» DATA
□ □ □ □ □

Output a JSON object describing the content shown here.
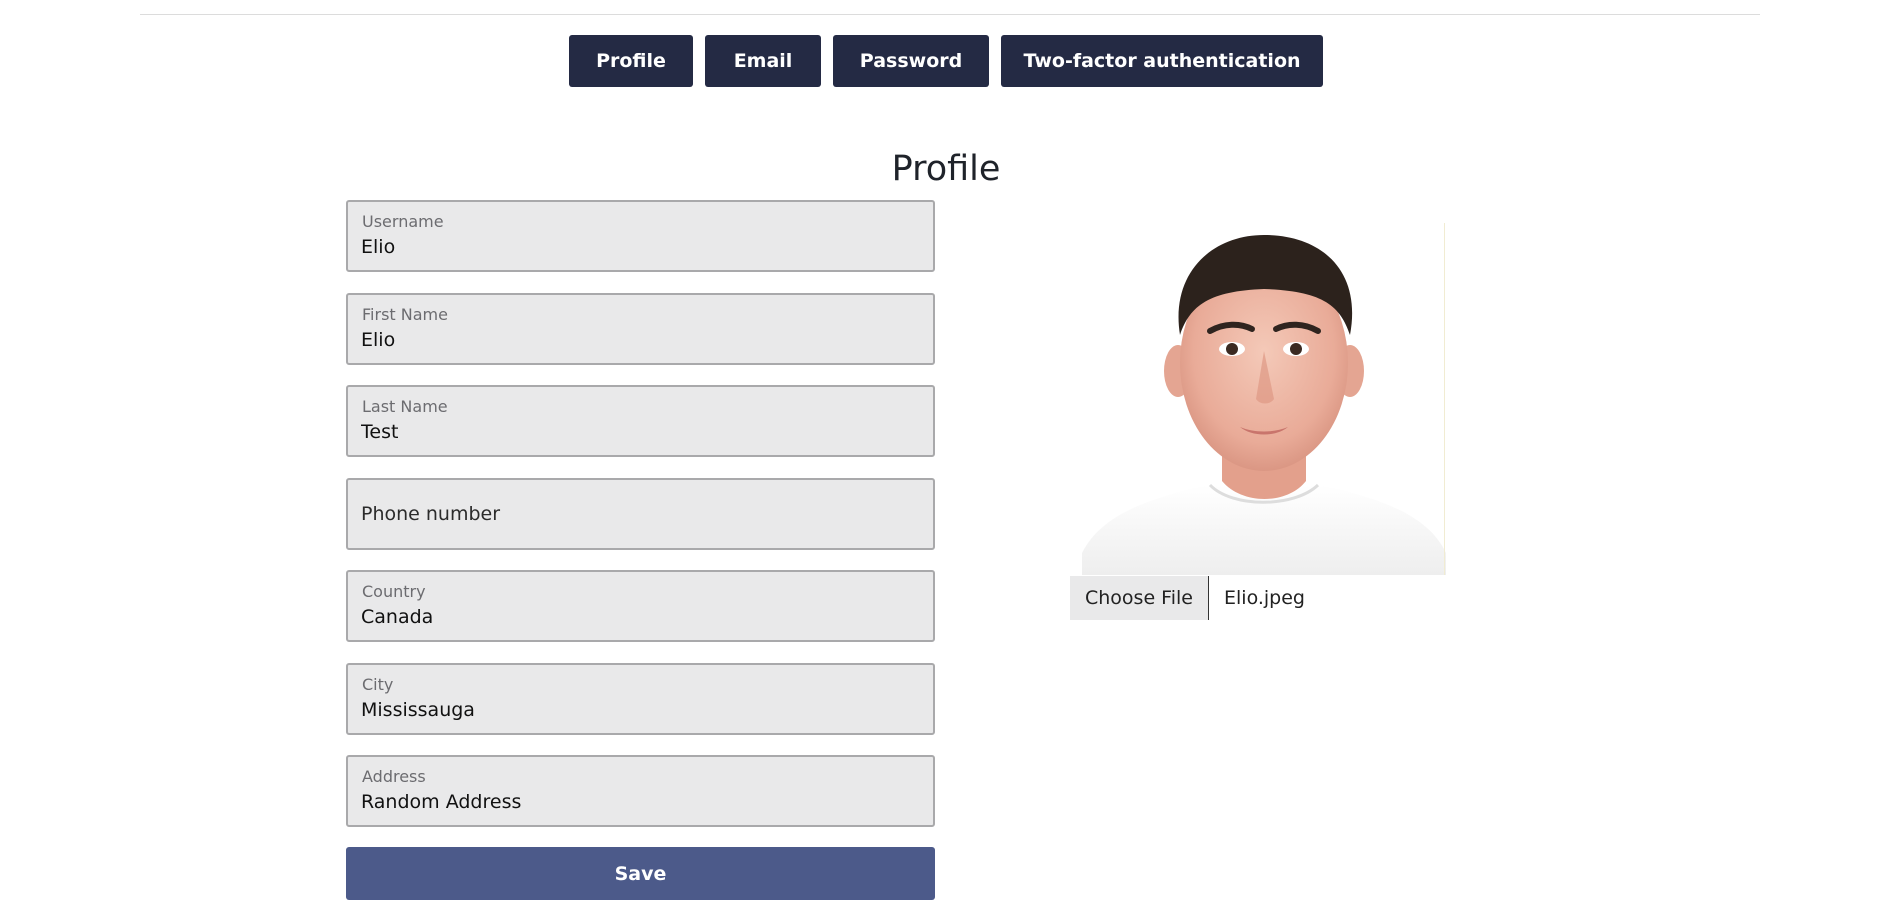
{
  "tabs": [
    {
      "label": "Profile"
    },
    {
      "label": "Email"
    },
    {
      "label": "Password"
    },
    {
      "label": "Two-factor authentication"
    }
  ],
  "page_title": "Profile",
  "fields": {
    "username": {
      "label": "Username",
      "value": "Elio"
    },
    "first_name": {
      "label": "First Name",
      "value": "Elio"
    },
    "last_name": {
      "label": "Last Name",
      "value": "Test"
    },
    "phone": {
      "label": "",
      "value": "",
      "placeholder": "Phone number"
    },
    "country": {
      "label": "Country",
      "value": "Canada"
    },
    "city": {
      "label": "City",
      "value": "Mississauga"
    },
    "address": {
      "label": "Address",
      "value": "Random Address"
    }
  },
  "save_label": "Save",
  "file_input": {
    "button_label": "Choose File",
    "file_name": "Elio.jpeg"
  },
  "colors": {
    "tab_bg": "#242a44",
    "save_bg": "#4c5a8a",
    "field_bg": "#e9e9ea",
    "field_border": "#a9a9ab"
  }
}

□ □ □ □ □

» EXERCISE
All records must be output exactly as they are, except for the pictures, which are left out.

» OUTPUT BELOW
Output a JSON object describing the content shown here.
{
  "tabs": [
    {
      "label": "Profile"
    },
    {
      "label": "Email"
    },
    {
      "label": "Password"
    },
    {
      "label": "Two-factor authentication"
    }
  ],
  "page_title": "Profile",
  "fields": {
    "username": {
      "label": "Username",
      "value": "Elio"
    },
    "first_name": {
      "label": "First Name",
      "value": "Elio"
    },
    "last_name": {
      "label": "Last Name",
      "value": "Test"
    },
    "phone": {
      "label": "",
      "value": "",
      "placeholder": "Phone number"
    },
    "country": {
      "label": "Country",
      "value": "Canada"
    },
    "city": {
      "label": "City",
      "value": "Mississauga"
    },
    "address": {
      "label": "Address",
      "value": "Random Address"
    }
  },
  "save_label": "Save",
  "file_input": {
    "button_label": "Choose File",
    "file_name": "Elio.jpeg"
  },
  "colors": {
    "tab_bg": "#242a44",
    "save_bg": "#4c5a8a",
    "field_bg": "#e9e9ea",
    "field_border": "#a9a9ab"
  }
}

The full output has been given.